## [Task description]
Exactly as written, please set down all of the entries again, with no pictures.

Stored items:
* * * * * * *
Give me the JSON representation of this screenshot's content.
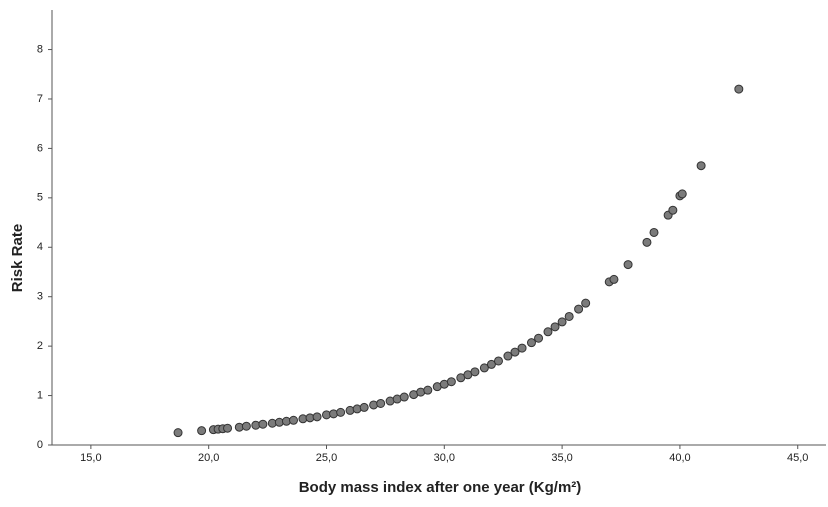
{
  "chart_data": {
    "type": "scatter",
    "x_label": "Body mass index after one year (Kg/m²)",
    "y_label": "Risk Rate",
    "x": [
      18.7,
      19.7,
      20.2,
      20.4,
      20.6,
      20.8,
      21.3,
      21.6,
      22.0,
      22.3,
      22.7,
      23.0,
      23.3,
      23.6,
      24.0,
      24.3,
      24.6,
      25.0,
      25.3,
      25.6,
      26.0,
      26.3,
      26.6,
      27.0,
      27.3,
      27.7,
      28.0,
      28.3,
      28.7,
      29.0,
      29.3,
      29.7,
      30.0,
      30.3,
      30.7,
      31.0,
      31.3,
      31.7,
      32.0,
      32.3,
      32.7,
      33.0,
      33.3,
      33.7,
      34.0,
      34.4,
      34.7,
      35.0,
      35.3,
      35.7,
      36.0,
      37.0,
      37.2,
      37.8,
      38.6,
      38.9,
      39.5,
      39.7,
      40.0,
      40.1,
      40.9,
      42.5
    ],
    "values": [
      0.25,
      0.29,
      0.31,
      0.32,
      0.33,
      0.34,
      0.36,
      0.38,
      0.4,
      0.42,
      0.44,
      0.46,
      0.48,
      0.5,
      0.53,
      0.55,
      0.57,
      0.61,
      0.63,
      0.66,
      0.7,
      0.73,
      0.76,
      0.81,
      0.84,
      0.89,
      0.93,
      0.97,
      1.02,
      1.07,
      1.11,
      1.18,
      1.23,
      1.28,
      1.36,
      1.42,
      1.48,
      1.56,
      1.63,
      1.7,
      1.8,
      1.88,
      1.96,
      2.07,
      2.16,
      2.29,
      2.39,
      2.49,
      2.6,
      2.75,
      2.87,
      3.3,
      3.35,
      3.65,
      4.1,
      4.3,
      4.65,
      4.75,
      5.04,
      5.08,
      5.65,
      7.2
    ],
    "color": "#7b7b7b",
    "xlim": [
      13.35,
      46.2
    ],
    "ylim": [
      0,
      8.8
    ],
    "xticks": [
      {
        "value": 15,
        "label": "15,0"
      },
      {
        "value": 20,
        "label": "20,0"
      },
      {
        "value": 25,
        "label": "25,0"
      },
      {
        "value": 30,
        "label": "30,0"
      },
      {
        "value": 35,
        "label": "35,0"
      },
      {
        "value": 40,
        "label": "40,0"
      },
      {
        "value": 45,
        "label": "45,0"
      }
    ],
    "yticks": [
      0,
      1,
      2,
      3,
      4,
      5,
      6,
      7,
      8
    ]
  }
}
* * * * * * *
## [Written reply]
Give me the JSON representation of this screenshot's content.
{
  "chart_data": {
    "type": "scatter",
    "x_label": "Body mass index after one year (Kg/m²)",
    "y_label": "Risk Rate",
    "x": [
      18.7,
      19.7,
      20.2,
      20.4,
      20.6,
      20.8,
      21.3,
      21.6,
      22.0,
      22.3,
      22.7,
      23.0,
      23.3,
      23.6,
      24.0,
      24.3,
      24.6,
      25.0,
      25.3,
      25.6,
      26.0,
      26.3,
      26.6,
      27.0,
      27.3,
      27.7,
      28.0,
      28.3,
      28.7,
      29.0,
      29.3,
      29.7,
      30.0,
      30.3,
      30.7,
      31.0,
      31.3,
      31.7,
      32.0,
      32.3,
      32.7,
      33.0,
      33.3,
      33.7,
      34.0,
      34.4,
      34.7,
      35.0,
      35.3,
      35.7,
      36.0,
      37.0,
      37.2,
      37.8,
      38.6,
      38.9,
      39.5,
      39.7,
      40.0,
      40.1,
      40.9,
      42.5
    ],
    "values": [
      0.25,
      0.29,
      0.31,
      0.32,
      0.33,
      0.34,
      0.36,
      0.38,
      0.4,
      0.42,
      0.44,
      0.46,
      0.48,
      0.5,
      0.53,
      0.55,
      0.57,
      0.61,
      0.63,
      0.66,
      0.7,
      0.73,
      0.76,
      0.81,
      0.84,
      0.89,
      0.93,
      0.97,
      1.02,
      1.07,
      1.11,
      1.18,
      1.23,
      1.28,
      1.36,
      1.42,
      1.48,
      1.56,
      1.63,
      1.7,
      1.8,
      1.88,
      1.96,
      2.07,
      2.16,
      2.29,
      2.39,
      2.49,
      2.6,
      2.75,
      2.87,
      3.3,
      3.35,
      3.65,
      4.1,
      4.3,
      4.65,
      4.75,
      5.04,
      5.08,
      5.65,
      7.2
    ],
    "color": "#7b7b7b",
    "xlim": [
      13.35,
      46.2
    ],
    "ylim": [
      0,
      8.8
    ],
    "xticks": [
      {
        "value": 15,
        "label": "15,0"
      },
      {
        "value": 20,
        "label": "20,0"
      },
      {
        "value": 25,
        "label": "25,0"
      },
      {
        "value": 30,
        "label": "30,0"
      },
      {
        "value": 35,
        "label": "35,0"
      },
      {
        "value": 40,
        "label": "40,0"
      },
      {
        "value": 45,
        "label": "45,0"
      }
    ],
    "yticks": [
      0,
      1,
      2,
      3,
      4,
      5,
      6,
      7,
      8
    ]
  }
}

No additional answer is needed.